Input data:
------------------------------------------------

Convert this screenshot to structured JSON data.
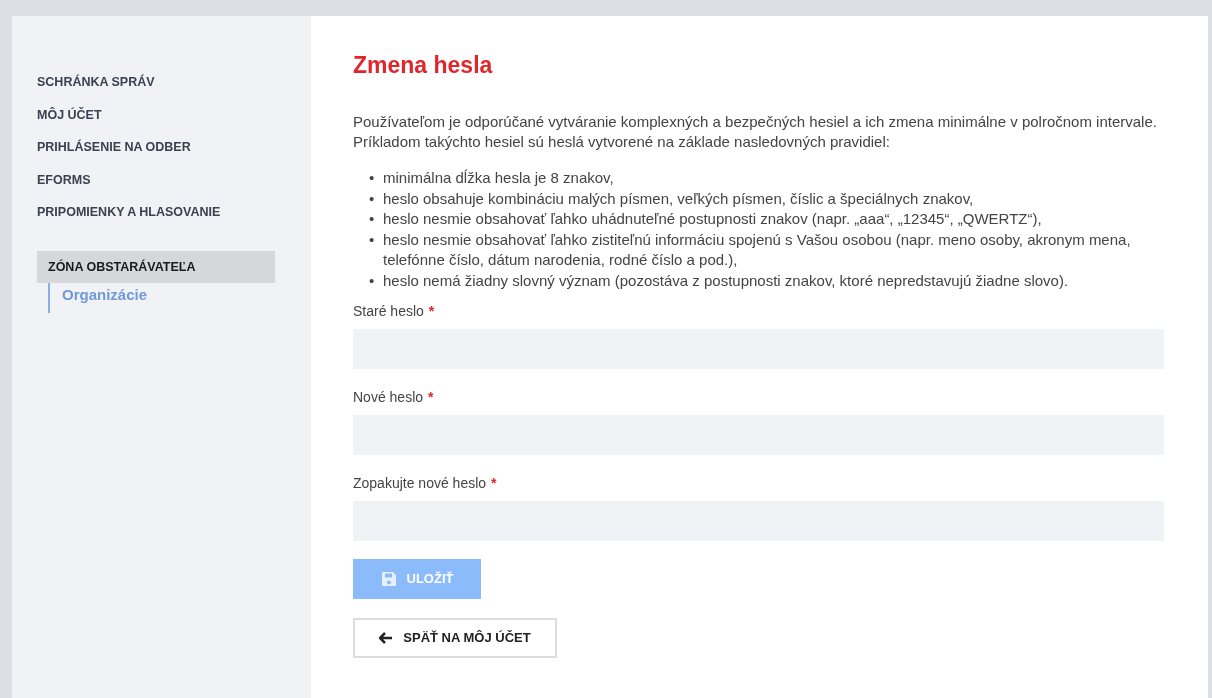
{
  "sidebar": {
    "items": [
      {
        "label": "SCHRÁNKA SPRÁV"
      },
      {
        "label": "MÔJ ÚČET"
      },
      {
        "label": "PRIHLÁSENIE NA ODBER"
      },
      {
        "label": "EFORMS"
      },
      {
        "label": "PRIPOMIENKY A HLASOVANIE"
      }
    ],
    "group": {
      "label": "ZÓNA OBSTARÁVATEĽA",
      "children": [
        {
          "label": "Organizácie",
          "selected": true
        }
      ]
    }
  },
  "page": {
    "title": "Zmena hesla",
    "intro": "Používateľom je odporúčané vytváranie komplexných a bezpečných hesiel a ich zmena minimálne v polročnom intervale. Príkladom takýchto hesiel sú heslá vytvorené na základe nasledovných pravidiel:",
    "bullet": "•",
    "rules": [
      "minimálna dĺžka hesla je 8 znakov,",
      "heslo obsahuje kombináciu malých písmen, veľkých písmen, číslic a špeciálnych znakov,",
      "heslo nesmie obsahovať ľahko uhádnuteľné postupnosti znakov (napr. „aaa“, „12345“, „QWERTZ“),",
      "heslo nesmie obsahovať ľahko zistiteľnú informáciu spojenú s Vašou osobou (napr. meno osoby, akronym mena, telefónne číslo, dátum narodenia, rodné číslo a pod.),",
      "heslo nemá žiadny slovný význam (pozostáva z postupnosti znakov, ktoré nepredstavujú žiadne slovo)."
    ],
    "fields": [
      {
        "label": "Staré heslo",
        "required_mark": "*"
      },
      {
        "label": "Nové heslo",
        "required_mark": "*"
      },
      {
        "label": "Zopakujte nové heslo",
        "required_mark": "*"
      }
    ],
    "save_button": {
      "label": "ULOŽIŤ",
      "disabled": true
    },
    "back_button": {
      "label": "SPÄŤ NA MÔJ ÚČET"
    }
  }
}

------------------------------------------------

What this task involves: How many lines in the records above contain the word "nesmie"? Reply with the number and nothing more.

Exercise result: 2